### Required task
According to the forum post on spaces in mailto links, which two programs were the exceptions when the format was tried in 2000?

### Quoted text
>>>>

Discussion:
Spaces in mailto links
(too old to reply)
Russell May
2004-02-27 19:05:47 UTC
Permalink
Here is an example of a format I have used for personalized mailto links since
year 2000, using my name and a fictitious address: <a href="mailto:Russell&nbsp;May&lt;***@nowhere.com&gt;"></a>
It uses character entity names for non-break space, less-than, greater-than
symbols.

Mouseover of the mailto link should not show any strange characters in the
browser status window. Clicking on the link should bring up a mail program with
the email address (including the person's name but with no strange characters)
in the "To:" window.

In year 2000 this format worked completely for nearly all browsers and mail
programs I tried then. (AOL 5.0 and Compuserve 4.0 were the exceptions.)

In year 2004 it still works properly for Netscape 7.0 and Internet Explorer 6.0
browsers used with Netscape Mail, Outlook, Outlook Express, Eudora Lite 3.05,
and Free Agent 1.93 mail programs. I have been told that it works properly with
a combination of the latest Mozilla browser and Mozilla Mail but I have not
tried that combination.

<<<<

### Dataset records
>>>>

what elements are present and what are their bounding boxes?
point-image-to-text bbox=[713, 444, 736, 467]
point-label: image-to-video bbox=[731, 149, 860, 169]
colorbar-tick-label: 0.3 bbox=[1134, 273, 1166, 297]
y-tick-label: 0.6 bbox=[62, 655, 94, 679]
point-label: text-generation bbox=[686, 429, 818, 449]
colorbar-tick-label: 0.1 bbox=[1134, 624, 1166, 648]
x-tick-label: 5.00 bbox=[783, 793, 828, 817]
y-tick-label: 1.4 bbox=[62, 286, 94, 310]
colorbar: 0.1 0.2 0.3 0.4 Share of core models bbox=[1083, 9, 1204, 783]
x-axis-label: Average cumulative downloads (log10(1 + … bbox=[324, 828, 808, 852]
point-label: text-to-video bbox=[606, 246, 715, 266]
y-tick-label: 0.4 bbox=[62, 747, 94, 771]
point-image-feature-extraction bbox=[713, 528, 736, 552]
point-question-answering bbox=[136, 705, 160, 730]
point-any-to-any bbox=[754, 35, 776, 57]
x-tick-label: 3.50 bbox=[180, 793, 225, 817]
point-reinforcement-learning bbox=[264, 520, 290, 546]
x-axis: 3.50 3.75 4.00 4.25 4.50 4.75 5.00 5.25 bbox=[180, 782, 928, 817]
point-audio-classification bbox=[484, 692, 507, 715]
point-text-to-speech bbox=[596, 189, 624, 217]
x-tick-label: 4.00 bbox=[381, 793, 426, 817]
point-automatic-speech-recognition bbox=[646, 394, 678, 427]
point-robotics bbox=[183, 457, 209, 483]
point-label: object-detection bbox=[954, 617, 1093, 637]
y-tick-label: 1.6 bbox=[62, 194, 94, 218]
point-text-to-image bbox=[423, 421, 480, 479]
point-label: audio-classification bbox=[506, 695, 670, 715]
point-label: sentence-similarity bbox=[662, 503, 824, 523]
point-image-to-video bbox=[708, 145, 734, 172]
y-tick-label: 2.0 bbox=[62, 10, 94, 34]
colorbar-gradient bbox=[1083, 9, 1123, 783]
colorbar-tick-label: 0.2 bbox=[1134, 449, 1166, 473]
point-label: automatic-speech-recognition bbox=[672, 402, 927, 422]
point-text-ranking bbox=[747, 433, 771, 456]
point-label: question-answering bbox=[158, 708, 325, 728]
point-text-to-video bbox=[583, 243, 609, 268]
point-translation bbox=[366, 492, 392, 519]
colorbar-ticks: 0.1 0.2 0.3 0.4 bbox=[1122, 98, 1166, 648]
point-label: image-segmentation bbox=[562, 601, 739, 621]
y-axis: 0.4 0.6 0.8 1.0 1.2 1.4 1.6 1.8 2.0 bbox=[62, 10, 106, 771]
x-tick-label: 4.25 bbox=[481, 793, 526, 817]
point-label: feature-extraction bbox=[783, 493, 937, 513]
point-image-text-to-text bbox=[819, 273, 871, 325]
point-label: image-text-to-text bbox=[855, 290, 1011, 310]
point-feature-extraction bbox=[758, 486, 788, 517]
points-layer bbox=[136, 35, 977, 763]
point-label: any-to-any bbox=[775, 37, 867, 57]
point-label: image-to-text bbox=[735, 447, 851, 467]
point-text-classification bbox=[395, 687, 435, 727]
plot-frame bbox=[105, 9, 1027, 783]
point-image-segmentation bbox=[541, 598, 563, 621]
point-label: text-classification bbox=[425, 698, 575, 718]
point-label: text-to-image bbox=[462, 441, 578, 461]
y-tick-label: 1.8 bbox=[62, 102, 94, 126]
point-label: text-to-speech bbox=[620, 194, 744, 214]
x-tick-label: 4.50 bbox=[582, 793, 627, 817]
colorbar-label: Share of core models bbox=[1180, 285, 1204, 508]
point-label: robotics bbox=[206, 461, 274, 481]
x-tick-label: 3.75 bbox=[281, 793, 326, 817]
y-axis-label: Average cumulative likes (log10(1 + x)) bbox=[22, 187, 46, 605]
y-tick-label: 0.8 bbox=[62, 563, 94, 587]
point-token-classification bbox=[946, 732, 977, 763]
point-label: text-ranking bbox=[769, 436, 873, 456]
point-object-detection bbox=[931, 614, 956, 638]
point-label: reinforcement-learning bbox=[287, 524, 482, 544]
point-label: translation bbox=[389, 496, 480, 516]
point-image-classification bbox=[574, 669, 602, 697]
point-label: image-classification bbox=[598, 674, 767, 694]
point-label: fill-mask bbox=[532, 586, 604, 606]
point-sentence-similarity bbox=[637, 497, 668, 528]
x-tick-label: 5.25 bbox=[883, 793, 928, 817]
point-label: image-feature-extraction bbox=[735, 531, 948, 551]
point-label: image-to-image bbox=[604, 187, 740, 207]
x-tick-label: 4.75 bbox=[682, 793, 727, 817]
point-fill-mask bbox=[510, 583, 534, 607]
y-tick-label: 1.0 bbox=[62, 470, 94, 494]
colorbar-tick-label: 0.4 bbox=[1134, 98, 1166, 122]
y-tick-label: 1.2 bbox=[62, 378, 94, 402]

<<<<

### In response
AOL 5.0 and Compuserve 4.0.